EXERCISE PROMPT:
Copy out all lines with the word "Geography" in them.

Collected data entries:
## Begin

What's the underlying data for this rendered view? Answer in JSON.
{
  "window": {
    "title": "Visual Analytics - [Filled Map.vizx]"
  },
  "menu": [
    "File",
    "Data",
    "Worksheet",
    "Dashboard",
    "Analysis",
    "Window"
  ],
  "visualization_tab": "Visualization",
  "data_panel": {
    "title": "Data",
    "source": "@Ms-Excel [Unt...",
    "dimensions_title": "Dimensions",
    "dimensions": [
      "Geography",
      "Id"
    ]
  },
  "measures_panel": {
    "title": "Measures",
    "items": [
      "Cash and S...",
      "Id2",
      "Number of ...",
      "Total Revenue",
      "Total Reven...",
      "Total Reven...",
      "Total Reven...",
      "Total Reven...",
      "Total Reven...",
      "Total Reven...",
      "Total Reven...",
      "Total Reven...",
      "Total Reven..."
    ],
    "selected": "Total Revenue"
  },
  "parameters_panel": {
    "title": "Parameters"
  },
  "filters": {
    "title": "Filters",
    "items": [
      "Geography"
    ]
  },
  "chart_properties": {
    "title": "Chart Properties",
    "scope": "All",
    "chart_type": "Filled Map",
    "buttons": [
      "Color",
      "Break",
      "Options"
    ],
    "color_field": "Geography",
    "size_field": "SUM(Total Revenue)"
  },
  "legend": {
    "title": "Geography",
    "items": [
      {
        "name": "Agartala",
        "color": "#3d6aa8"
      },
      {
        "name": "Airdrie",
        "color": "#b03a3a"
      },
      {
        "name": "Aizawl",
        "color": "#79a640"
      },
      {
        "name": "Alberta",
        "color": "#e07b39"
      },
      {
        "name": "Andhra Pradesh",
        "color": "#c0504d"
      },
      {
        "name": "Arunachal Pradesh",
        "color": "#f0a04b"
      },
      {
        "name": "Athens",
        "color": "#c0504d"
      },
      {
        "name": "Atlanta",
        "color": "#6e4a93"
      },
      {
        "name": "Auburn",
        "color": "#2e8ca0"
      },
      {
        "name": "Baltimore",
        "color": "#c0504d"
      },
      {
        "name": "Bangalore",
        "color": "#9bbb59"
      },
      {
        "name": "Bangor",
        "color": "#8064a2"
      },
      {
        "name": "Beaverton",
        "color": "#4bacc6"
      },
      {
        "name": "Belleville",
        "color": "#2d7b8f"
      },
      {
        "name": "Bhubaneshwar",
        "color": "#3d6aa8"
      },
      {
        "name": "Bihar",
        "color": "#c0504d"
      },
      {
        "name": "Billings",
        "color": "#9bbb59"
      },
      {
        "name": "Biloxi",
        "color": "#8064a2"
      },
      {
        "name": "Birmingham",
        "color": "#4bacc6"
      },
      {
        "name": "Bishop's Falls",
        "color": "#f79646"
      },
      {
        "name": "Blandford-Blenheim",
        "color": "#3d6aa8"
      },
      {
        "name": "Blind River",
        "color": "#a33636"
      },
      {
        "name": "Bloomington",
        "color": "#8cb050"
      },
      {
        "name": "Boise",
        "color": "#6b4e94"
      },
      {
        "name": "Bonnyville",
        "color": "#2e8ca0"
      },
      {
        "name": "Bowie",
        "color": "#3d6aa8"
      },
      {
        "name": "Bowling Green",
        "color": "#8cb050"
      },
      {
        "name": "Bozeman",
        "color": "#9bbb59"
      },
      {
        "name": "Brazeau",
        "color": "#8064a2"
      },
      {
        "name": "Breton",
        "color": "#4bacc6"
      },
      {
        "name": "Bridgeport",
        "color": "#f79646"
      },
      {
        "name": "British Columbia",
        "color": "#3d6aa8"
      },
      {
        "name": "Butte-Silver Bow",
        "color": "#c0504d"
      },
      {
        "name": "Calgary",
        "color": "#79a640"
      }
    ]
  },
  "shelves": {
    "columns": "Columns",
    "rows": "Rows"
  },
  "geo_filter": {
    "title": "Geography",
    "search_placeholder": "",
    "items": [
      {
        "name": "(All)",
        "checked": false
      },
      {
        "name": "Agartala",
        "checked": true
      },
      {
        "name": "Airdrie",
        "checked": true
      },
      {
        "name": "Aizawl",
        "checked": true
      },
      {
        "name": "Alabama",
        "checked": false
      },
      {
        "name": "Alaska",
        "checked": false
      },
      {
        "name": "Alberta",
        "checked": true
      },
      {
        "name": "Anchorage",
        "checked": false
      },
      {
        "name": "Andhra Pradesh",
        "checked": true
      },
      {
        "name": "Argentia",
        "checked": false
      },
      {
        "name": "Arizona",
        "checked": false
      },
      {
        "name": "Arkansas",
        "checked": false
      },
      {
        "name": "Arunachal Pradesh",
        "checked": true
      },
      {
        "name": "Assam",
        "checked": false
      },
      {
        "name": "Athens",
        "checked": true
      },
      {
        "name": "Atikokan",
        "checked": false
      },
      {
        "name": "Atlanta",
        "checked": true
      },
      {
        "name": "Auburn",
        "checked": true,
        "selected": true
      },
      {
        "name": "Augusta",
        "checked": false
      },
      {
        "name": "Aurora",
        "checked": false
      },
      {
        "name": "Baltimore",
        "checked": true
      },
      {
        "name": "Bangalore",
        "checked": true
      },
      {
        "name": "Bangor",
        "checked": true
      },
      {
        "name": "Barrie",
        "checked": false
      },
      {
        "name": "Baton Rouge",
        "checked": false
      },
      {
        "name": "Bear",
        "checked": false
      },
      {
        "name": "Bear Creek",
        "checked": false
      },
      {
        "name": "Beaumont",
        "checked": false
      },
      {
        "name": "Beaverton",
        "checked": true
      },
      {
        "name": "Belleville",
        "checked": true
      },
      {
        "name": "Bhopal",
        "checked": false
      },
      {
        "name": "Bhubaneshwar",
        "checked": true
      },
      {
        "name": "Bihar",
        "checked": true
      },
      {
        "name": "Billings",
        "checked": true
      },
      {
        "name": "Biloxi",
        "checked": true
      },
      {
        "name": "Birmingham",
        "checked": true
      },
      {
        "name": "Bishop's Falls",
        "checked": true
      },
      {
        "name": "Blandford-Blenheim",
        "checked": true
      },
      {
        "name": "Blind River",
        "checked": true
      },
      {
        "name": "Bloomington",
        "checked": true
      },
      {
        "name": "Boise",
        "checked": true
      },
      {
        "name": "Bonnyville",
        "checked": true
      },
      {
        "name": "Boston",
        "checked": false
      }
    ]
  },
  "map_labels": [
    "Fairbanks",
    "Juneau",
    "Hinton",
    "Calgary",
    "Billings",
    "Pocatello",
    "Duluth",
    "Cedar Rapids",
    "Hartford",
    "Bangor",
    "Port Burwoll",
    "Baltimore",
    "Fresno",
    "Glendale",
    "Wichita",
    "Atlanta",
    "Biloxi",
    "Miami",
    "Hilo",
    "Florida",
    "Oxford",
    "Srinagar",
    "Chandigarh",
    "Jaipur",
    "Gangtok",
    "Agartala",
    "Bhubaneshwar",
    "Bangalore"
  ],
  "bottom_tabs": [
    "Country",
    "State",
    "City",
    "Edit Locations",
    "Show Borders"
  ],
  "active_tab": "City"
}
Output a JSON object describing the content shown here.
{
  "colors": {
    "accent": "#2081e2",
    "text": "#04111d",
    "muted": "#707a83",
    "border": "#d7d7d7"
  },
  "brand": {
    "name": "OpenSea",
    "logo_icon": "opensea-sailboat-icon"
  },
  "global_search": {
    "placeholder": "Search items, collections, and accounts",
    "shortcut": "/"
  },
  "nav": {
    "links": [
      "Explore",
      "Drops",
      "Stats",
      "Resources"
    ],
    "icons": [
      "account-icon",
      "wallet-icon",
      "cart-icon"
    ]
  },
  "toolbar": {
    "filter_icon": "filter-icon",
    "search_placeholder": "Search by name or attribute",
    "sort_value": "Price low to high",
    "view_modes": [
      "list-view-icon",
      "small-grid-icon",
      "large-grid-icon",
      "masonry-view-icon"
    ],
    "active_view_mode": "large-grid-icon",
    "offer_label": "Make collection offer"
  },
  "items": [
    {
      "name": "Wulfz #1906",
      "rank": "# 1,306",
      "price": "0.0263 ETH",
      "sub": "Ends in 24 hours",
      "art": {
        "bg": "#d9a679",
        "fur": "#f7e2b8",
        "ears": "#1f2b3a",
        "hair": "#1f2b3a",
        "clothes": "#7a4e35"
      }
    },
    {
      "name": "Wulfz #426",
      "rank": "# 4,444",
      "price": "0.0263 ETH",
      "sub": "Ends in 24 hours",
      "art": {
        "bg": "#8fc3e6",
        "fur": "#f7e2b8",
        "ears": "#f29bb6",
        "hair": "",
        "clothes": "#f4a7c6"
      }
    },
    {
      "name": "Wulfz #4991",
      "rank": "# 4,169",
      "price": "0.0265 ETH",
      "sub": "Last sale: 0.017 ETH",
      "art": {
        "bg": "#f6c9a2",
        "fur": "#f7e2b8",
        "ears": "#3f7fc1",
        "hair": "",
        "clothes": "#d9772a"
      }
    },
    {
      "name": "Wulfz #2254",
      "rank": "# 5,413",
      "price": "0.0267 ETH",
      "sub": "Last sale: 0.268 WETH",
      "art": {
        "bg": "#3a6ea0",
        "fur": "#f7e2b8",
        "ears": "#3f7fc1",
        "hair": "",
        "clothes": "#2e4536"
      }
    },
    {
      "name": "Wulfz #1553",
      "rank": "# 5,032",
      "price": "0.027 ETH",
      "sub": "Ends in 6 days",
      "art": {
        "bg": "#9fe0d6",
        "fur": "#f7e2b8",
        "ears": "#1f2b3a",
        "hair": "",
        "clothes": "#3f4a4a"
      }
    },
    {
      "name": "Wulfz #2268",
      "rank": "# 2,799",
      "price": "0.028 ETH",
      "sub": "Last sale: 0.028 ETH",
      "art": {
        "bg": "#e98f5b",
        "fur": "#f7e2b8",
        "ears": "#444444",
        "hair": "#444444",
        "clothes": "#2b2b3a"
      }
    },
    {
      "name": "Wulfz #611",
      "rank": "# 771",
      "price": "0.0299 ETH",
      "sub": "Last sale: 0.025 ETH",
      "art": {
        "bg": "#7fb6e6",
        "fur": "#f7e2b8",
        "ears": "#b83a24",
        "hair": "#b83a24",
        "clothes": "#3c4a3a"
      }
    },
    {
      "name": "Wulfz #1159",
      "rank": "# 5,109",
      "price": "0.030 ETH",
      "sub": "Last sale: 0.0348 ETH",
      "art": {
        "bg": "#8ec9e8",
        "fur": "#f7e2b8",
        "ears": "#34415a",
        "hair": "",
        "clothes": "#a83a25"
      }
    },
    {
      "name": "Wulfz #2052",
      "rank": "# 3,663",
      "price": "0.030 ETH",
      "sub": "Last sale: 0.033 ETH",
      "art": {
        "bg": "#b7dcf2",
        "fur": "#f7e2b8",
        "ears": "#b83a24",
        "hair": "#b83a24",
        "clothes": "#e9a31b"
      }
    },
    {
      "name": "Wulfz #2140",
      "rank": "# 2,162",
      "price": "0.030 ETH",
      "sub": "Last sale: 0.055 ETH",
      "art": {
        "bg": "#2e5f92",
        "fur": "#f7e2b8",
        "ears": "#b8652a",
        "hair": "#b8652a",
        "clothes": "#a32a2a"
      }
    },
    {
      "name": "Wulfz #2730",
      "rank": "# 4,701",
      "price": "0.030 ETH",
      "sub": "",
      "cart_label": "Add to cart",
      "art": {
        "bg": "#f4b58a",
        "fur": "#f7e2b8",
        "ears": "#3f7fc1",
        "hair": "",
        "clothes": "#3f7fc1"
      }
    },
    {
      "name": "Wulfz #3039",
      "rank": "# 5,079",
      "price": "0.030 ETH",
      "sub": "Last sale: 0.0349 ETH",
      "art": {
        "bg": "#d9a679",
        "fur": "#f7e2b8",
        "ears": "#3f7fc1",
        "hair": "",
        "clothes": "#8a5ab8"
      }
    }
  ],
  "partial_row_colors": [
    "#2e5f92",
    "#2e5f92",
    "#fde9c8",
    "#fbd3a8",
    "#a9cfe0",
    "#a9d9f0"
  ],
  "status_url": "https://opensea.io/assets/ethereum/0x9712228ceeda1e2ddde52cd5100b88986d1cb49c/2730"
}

## End

COMPLETED EXERCISE:
      "Geography",
      "Geography"
    "color_field": "Geography",
    "title": "Geography",
    "title": "Geography",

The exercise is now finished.